------ Data records ------
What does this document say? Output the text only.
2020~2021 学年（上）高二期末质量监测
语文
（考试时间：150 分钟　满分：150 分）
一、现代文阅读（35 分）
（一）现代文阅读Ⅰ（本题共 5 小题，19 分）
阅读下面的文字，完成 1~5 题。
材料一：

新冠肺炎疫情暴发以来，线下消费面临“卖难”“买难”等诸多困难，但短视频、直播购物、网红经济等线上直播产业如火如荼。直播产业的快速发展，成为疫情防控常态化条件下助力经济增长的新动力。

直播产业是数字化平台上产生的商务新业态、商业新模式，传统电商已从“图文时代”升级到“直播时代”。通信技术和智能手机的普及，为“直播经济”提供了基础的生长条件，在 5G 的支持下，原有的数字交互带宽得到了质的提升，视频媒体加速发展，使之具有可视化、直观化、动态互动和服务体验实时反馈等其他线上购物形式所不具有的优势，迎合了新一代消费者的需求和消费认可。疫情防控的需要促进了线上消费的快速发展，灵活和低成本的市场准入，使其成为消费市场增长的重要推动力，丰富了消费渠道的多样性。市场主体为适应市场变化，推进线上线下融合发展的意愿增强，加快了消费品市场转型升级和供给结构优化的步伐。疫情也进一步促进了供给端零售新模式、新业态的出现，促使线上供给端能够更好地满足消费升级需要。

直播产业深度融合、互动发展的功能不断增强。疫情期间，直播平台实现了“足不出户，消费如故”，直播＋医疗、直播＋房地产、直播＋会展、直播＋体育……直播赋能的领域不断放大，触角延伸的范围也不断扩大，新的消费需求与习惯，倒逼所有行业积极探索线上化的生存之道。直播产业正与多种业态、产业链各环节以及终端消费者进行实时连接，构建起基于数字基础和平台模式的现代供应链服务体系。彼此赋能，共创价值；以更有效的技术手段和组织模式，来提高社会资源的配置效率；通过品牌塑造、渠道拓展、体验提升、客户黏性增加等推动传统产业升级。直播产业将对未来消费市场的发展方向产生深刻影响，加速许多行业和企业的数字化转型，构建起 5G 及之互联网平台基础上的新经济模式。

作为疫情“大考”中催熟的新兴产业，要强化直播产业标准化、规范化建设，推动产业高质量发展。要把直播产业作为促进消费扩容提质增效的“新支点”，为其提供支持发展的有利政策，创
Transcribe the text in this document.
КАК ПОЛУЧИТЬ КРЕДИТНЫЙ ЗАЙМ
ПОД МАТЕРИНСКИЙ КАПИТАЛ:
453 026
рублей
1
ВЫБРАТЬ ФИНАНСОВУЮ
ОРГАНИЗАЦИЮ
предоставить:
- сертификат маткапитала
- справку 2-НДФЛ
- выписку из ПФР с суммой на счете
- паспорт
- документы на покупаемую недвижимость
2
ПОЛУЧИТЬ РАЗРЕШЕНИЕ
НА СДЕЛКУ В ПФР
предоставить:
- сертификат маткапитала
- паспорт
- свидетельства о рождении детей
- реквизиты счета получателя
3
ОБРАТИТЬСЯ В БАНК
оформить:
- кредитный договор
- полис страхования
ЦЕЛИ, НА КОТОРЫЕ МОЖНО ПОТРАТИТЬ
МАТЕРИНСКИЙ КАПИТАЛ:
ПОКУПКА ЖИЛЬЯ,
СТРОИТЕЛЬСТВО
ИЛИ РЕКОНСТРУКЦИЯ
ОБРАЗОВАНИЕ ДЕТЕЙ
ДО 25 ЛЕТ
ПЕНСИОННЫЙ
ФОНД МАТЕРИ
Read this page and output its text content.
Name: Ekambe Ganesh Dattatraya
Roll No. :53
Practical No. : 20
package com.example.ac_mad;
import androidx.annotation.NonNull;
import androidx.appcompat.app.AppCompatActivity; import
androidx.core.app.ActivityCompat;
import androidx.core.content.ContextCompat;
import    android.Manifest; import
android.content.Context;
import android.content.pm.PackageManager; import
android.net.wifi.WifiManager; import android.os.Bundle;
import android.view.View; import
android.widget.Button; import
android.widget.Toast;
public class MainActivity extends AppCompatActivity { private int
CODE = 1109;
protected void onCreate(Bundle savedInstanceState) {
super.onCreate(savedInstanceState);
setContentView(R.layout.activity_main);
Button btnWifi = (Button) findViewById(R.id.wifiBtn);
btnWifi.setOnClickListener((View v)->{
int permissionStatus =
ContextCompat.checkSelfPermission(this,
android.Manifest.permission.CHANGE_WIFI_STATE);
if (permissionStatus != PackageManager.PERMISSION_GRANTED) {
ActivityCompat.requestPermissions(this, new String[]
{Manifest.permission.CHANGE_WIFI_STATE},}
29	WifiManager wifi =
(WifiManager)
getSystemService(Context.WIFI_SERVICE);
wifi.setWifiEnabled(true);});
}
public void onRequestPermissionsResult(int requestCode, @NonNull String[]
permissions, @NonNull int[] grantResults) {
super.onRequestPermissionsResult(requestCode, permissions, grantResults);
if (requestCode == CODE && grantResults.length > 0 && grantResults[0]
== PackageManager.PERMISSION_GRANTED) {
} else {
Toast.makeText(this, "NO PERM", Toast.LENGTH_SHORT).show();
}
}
------
### Prompt:
Exactly as shown above, return every record.

### Correct output:
What does this document say? Output the text only.
2020~2021 学年（上）高二期末质量监测
语文
（考试时间：150 分钟　满分：150 分）
一、现代文阅读（35 分）
（一）现代文阅读Ⅰ（本题共 5 小题，19 分）
阅读下面的文字，完成 1~5 题。
材料一：

新冠肺炎疫情暴发以来，线下消费面临“卖难”“买难”等诸多困难，但短视频、直播购物、网红经济等线上直播产业如火如荼。直播产业的快速发展，成为疫情防控常态化条件下助力经济增长的新动力。

直播产业是数字化平台上产生的商务新业态、商业新模式，传统电商已从“图文时代”升级到“直播时代”。通信技术和智能手机的普及，为“直播经济”提供了基础的生长条件，在 5G 的支持下，原有的数字交互带宽得到了质的提升，视频媒体加速发展，使之具有可视化、直观化、动态互动和服务体验实时反馈等其他线上购物形式所不具有的优势，迎合了新一代消费者的需求和消费认可。疫情防控的需要促进了线上消费的快速发展，灵活和低成本的市场准入，使其成为消费市场增长的重要推动力，丰富了消费渠道的多样性。市场主体为适应市场变化，推进线上线下融合发展的意愿增强，加快了消费品市场转型升级和供给结构优化的步伐。疫情也进一步促进了供给端零售新模式、新业态的出现，促使线上供给端能够更好地满足消费升级需要。

直播产业深度融合、互动发展的功能不断增强。疫情期间，直播平台实现了“足不出户，消费如故”，直播＋医疗、直播＋房地产、直播＋会展、直播＋体育……直播赋能的领域不断放大，触角延伸的范围也不断扩大，新的消费需求与习惯，倒逼所有行业积极探索线上化的生存之道。直播产业正与多种业态、产业链各环节以及终端消费者进行实时连接，构建起基于数字基础和平台模式的现代供应链服务体系。彼此赋能，共创价值；以更有效的技术手段和组织模式，来提高社会资源的配置效率；通过品牌塑造、渠道拓展、体验提升、客户黏性增加等推动传统产业升级。直播产业将对未来消费市场的发展方向产生深刻影响，加速许多行业和企业的数字化转型，构建起 5G 及之互联网平台基础上的新经济模式。

作为疫情“大考”中催熟的新兴产业，要强化直播产业标准化、规范化建设，推动产业高质量发展。要把直播产业作为促进消费扩容提质增效的“新支点”，为其提供支持发展的有利政策，创
Transcribe the text in this document.
КАК ПОЛУЧИТЬ КРЕДИТНЫЙ ЗАЙМ
ПОД МАТЕРИНСКИЙ КАПИТАЛ:
453 026
рублей
1
ВЫБРАТЬ ФИНАНСОВУЮ
ОРГАНИЗАЦИЮ
предоставить:
- сертификат маткапитала
- справку 2-НДФЛ
- выписку из ПФР с суммой на счете
- паспорт
- документы на покупаемую недвижимость
2
ПОЛУЧИТЬ РАЗРЕШЕНИЕ
НА СДЕЛКУ В ПФР
предоставить:
- сертификат маткапитала
- паспорт
- свидетельства о рождении детей
- реквизиты счета получателя
3
ОБРАТИТЬСЯ В БАНК
оформить:
- кредитный договор
- полис страхования
ЦЕЛИ, НА КОТОРЫЕ МОЖНО ПОТРАТИТЬ
МАТЕРИНСКИЙ КАПИТАЛ:
ПОКУПКА ЖИЛЬЯ,
СТРОИТЕЛЬСТВО
ИЛИ РЕКОНСТРУКЦИЯ
ОБРАЗОВАНИЕ ДЕТЕЙ
ДО 25 ЛЕТ
ПЕНСИОННЫЙ
ФОНД МАТЕРИ
Read this page and output its text content.
Name: Ekambe Ganesh Dattatraya
Roll No. :53
Practical No. : 20
package com.example.ac_mad;
import androidx.annotation.NonNull;
import androidx.appcompat.app.AppCompatActivity; import
androidx.core.app.ActivityCompat;
import androidx.core.content.ContextCompat;
import    android.Manifest; import
android.content.Context;
import android.content.pm.PackageManager; import
android.net.wifi.WifiManager; import android.os.Bundle;
import android.view.View; import
android.widget.Button; import
android.widget.Toast;
public class MainActivity extends AppCompatActivity { private int
CODE = 1109;
protected void onCreate(Bundle savedInstanceState) {
super.onCreate(savedInstanceState);
setContentView(R.layout.activity_main);
Button btnWifi = (Button) findViewById(R.id.wifiBtn);
btnWifi.setOnClickListener((View v)->{
int permissionStatus =
ContextCompat.checkSelfPermission(this,
android.Manifest.permission.CHANGE_WIFI_STATE);
if (permissionStatus != PackageManager.PERMISSION_GRANTED) {
ActivityCompat.requestPermissions(this, new String[]
{Manifest.permission.CHANGE_WIFI_STATE},}
29	WifiManager wifi =
(WifiManager)
getSystemService(Context.WIFI_SERVICE);
wifi.setWifiEnabled(true);});
}
public void onRequestPermissionsResult(int requestCode, @NonNull String[]
permissions, @NonNull int[] grantResults) {
super.onRequestPermissionsResult(requestCode, permissions, grantResults);
if (requestCode == CODE && grantResults.length > 0 && grantResults[0]
== PackageManager.PERMISSION_GRANTED) {
} else {
Toast.makeText(this, "NO PERM", Toast.LENGTH_SHORT).show();
}
}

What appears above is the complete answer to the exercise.